▶ Problems and tasks:
1. How would you translate this sentence from the text on JetBlue's startup investments into Spanish: "This year, JTV estimates it will review about 2,500 startups and fund 10 new companies."
2. Could you carry the text on JetBlue's startup investments forward, picking up after its final sentence?

═════ Text shown ═════

Investing in the Customer Experience

JTV looks for startups to help the airline innovate from the outside-in and complement what’s already going on internally. As customer and business needs change over time, companies must adapt. “You’re only innovative for one point in time, and then innovation moves along,” said Simi. “You have to keep up.”

JTV’s goal is to help JetBlue increase revenues, reduce costs, enhance safety, improve customer service and, most importantly, measure this impact. About 40% of the investments are technologies that can impact JetBlue in the near term – within two years – while the remaining 60% are longer-term focused and look five to 10 years out.

Investments include travel startups and broadly, anything Enterprise 2.0. This year, JTV estimates it will review about 2,500 startups and fund 10 new companies. JTV tracks every startup so it can take advantage of future investment opportunities.

JTV invested in ClimaCell, for example, which uses cell towers rather than radar to provide localized weather prediction. “The cell signals attenuate differently depending on the type and intensity of weather,” said Simi. “They tell you whether or not it’s raining in New York – that’s what weather radar does – but they can tell if it’s raining right here versus raining one block away.” JetBlue is testing ClimaCell’s technology to predict future weather patterns and increase operational efficiency of its airport operations.

Sprinting to Solutions

JTV also partners with different JetBlue business units on 12-week internal “innovation sprints” to understand unique business needs that new technologies and startups could potentially help address. This process is how the JTV team identified Gladly, an omnichannel customer service platform that allows customers to engage with JetBlue via various channels, including phone, text, email, and webchat. All customer communications are synced so the customer service representative can treat all interactions as one ‘conversation,’ without requiring customers to repeat and recap prior interactions. This helps JetBlue customer support representatives resolve issues more efficiently.

“You’ve got to be thoughtful about change management,” said Hayes. “You can’t just put it out there and hope it works, especially when you have a complex operation flying 40 million customers a year on thousands of flights.”

To maximize value for its portfolio companies, JTV is now building partnerships with other travel providers, like Air New Zealand, so that applicable startups can test their products with different types of organizations.

═════ Extracted material ═════

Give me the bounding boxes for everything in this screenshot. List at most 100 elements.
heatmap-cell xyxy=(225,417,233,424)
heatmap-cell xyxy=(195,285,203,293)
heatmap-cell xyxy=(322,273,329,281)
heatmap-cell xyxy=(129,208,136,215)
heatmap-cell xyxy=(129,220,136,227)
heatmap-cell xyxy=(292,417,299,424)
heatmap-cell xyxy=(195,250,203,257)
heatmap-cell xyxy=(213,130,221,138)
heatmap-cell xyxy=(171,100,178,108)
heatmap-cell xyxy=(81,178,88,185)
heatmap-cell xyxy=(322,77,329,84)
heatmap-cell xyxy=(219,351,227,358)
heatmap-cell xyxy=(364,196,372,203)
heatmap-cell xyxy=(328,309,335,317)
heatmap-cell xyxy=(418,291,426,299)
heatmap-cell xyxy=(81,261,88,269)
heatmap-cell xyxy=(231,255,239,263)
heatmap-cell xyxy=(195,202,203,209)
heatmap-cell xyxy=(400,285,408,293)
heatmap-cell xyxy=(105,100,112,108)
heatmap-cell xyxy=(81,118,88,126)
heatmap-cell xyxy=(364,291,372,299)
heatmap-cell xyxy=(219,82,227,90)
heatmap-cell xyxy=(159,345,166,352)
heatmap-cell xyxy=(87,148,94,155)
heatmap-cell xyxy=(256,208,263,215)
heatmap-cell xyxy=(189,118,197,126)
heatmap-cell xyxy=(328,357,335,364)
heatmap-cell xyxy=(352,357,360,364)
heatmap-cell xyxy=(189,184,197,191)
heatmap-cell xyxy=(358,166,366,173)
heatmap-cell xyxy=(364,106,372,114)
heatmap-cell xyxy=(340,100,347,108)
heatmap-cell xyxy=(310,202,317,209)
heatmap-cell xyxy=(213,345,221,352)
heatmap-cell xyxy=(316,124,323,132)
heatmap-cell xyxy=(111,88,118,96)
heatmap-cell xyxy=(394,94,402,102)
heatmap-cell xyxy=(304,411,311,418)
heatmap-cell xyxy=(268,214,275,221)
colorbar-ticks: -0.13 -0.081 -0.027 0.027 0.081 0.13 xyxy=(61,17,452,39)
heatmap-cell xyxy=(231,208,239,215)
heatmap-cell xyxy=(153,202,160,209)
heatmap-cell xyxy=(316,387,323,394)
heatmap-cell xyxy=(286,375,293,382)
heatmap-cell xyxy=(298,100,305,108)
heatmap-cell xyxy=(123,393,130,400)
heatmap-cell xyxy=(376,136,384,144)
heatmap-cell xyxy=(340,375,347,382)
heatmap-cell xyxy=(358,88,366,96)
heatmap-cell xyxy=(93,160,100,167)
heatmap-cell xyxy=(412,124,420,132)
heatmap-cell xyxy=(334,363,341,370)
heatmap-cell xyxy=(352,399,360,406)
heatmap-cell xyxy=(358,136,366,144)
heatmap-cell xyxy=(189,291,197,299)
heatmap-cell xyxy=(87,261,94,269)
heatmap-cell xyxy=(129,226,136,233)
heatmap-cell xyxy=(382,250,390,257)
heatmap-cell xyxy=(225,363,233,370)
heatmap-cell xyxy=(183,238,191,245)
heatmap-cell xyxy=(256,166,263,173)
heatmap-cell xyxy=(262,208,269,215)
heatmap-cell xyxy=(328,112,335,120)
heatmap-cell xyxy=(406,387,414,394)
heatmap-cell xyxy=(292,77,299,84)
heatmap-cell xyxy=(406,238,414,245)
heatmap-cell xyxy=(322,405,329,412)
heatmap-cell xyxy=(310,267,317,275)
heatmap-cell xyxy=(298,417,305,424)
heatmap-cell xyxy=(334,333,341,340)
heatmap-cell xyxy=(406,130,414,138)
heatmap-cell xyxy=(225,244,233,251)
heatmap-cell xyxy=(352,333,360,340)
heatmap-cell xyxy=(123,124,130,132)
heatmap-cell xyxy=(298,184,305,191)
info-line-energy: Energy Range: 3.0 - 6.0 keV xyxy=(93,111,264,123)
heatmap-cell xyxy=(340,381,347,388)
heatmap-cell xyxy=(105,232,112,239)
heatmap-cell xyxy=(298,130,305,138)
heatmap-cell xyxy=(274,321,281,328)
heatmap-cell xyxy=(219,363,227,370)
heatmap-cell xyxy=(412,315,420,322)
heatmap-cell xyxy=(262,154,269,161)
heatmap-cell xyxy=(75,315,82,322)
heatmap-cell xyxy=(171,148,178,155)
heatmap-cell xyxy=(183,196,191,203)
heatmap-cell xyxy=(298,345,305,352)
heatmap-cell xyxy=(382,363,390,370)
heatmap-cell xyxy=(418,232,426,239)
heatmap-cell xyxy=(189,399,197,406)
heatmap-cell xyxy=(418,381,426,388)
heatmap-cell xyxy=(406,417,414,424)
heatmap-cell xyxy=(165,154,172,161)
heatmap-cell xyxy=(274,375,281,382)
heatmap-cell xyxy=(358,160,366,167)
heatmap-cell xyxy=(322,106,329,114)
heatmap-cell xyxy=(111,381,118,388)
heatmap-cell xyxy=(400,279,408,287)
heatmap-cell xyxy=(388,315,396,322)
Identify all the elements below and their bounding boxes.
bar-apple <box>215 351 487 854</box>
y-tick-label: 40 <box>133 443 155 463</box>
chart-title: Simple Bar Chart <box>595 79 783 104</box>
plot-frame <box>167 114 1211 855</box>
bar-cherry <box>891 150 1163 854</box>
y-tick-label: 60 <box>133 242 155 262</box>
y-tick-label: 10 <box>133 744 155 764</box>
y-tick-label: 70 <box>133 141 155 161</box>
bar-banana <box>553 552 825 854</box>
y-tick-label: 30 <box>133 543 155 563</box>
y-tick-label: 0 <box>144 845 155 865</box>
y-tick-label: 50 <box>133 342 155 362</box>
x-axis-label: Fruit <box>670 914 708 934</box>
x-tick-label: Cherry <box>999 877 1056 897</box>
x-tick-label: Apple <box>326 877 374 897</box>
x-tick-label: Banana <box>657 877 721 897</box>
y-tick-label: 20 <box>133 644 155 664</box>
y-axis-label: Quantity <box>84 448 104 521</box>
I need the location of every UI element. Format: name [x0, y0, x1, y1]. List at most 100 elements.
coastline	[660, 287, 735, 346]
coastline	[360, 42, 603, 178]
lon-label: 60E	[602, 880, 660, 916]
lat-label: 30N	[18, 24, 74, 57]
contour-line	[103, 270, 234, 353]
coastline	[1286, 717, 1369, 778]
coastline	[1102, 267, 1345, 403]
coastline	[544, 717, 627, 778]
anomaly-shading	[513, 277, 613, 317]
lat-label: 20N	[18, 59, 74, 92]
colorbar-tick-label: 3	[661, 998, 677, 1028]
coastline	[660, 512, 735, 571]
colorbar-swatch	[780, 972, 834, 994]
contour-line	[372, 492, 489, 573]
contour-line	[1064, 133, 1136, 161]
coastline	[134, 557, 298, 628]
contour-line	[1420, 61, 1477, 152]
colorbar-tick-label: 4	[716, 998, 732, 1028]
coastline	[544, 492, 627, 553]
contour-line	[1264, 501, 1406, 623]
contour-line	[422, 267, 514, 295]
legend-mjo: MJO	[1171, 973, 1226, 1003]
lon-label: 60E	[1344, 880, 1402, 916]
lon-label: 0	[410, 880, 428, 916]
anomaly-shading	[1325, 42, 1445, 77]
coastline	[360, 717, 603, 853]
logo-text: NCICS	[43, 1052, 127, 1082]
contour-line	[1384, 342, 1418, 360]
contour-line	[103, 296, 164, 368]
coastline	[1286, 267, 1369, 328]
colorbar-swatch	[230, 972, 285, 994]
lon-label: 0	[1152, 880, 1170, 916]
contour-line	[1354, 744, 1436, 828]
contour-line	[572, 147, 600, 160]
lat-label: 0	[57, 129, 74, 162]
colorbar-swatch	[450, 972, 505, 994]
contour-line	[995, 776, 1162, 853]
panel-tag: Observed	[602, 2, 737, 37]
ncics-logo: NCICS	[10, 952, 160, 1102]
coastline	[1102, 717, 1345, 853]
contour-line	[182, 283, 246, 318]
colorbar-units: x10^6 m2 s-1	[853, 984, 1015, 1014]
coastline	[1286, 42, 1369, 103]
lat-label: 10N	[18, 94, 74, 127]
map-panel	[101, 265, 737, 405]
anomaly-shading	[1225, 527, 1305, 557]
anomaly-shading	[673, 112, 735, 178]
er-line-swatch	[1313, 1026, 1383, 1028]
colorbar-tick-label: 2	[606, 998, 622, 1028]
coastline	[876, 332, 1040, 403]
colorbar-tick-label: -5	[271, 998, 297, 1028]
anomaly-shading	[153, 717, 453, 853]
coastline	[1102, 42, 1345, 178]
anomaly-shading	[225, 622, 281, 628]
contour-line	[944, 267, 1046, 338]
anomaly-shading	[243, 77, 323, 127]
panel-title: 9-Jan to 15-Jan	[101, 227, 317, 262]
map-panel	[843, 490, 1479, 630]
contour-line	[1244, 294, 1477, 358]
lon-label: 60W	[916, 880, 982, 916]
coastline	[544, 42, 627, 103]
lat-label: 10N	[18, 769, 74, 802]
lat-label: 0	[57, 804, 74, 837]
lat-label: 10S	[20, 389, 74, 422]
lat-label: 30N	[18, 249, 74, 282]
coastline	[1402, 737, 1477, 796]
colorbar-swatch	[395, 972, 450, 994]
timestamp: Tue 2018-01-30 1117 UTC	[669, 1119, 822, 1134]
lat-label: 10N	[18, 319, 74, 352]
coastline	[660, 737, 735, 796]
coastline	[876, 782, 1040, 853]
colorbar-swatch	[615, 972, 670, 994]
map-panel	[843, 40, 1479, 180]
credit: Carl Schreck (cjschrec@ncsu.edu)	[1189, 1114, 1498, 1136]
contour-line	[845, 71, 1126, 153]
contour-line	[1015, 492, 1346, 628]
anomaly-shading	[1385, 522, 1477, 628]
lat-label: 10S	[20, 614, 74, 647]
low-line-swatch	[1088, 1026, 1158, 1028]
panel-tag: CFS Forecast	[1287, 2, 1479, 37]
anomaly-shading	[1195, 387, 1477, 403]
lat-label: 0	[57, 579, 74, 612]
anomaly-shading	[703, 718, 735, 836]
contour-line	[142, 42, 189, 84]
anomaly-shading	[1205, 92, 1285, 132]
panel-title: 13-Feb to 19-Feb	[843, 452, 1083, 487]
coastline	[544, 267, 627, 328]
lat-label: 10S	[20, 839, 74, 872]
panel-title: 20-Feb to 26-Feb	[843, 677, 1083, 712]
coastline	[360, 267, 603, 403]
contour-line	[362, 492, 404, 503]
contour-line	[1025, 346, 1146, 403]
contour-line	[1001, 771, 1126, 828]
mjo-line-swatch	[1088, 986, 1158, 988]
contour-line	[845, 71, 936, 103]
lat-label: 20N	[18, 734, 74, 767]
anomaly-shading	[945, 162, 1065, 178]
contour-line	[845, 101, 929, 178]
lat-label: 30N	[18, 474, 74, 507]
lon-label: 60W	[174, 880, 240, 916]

═════

▶ Responses by item number:
1. Este año, JTV estima que revisará unas 2.500 empresas emergentes y financiará 10 empresas nuevas.

2.
Finding Future Revenue

JetBlue recently launched a sister company called JetBlue Travel Products. “This is expanding the JetBlue brand. We’re identifying travel opportunities beyond air that are poorly served today and creating new products to improve the entire travel experience,” said Hayes.

The opportunity lies in finding partners to disrupt the travel space beyond the core airline and to think about the travel experience with a clean slate. JTV will be an integral part of this process. “Of all the people flying JetBlue today, only a small percentage of those are buying anything more from us than just the flight, and we think that’s a tremendous opportunity,” said Hayes.

Disrupting Shorter Flights

While there’s risk of disruption in any industry, long-haul flights have less risk than regional travel. “The express carriers are flying fewer aircraft to fewer airports,” said Simi. “Consolidation is happening and there’s more congestion at those airports.”

Rather than fly, people are taking buses which creates a marketplace with opportunities for underutilized corporate charter aircraft that sit on the tarmac for most of the day. JetBlue has invested in JetSuite, which includes JetSuiteX, a small regional airline in California that flies between private terminals. “They’ve taken Embraer 135s and fitted them with 30 seats,” said Hayes. “You can get there 15 minutes before the flight. They valet your bag onto the airplane, and the customer scores are off the charts.”

Even shorter flights are ripe for disruption though as electric propulsion technology advances. “We do believe that, by the year 2023 or 2024, electric vertical takeoff and landing (eVTOLs) and air taxi services will launch,” said Simi.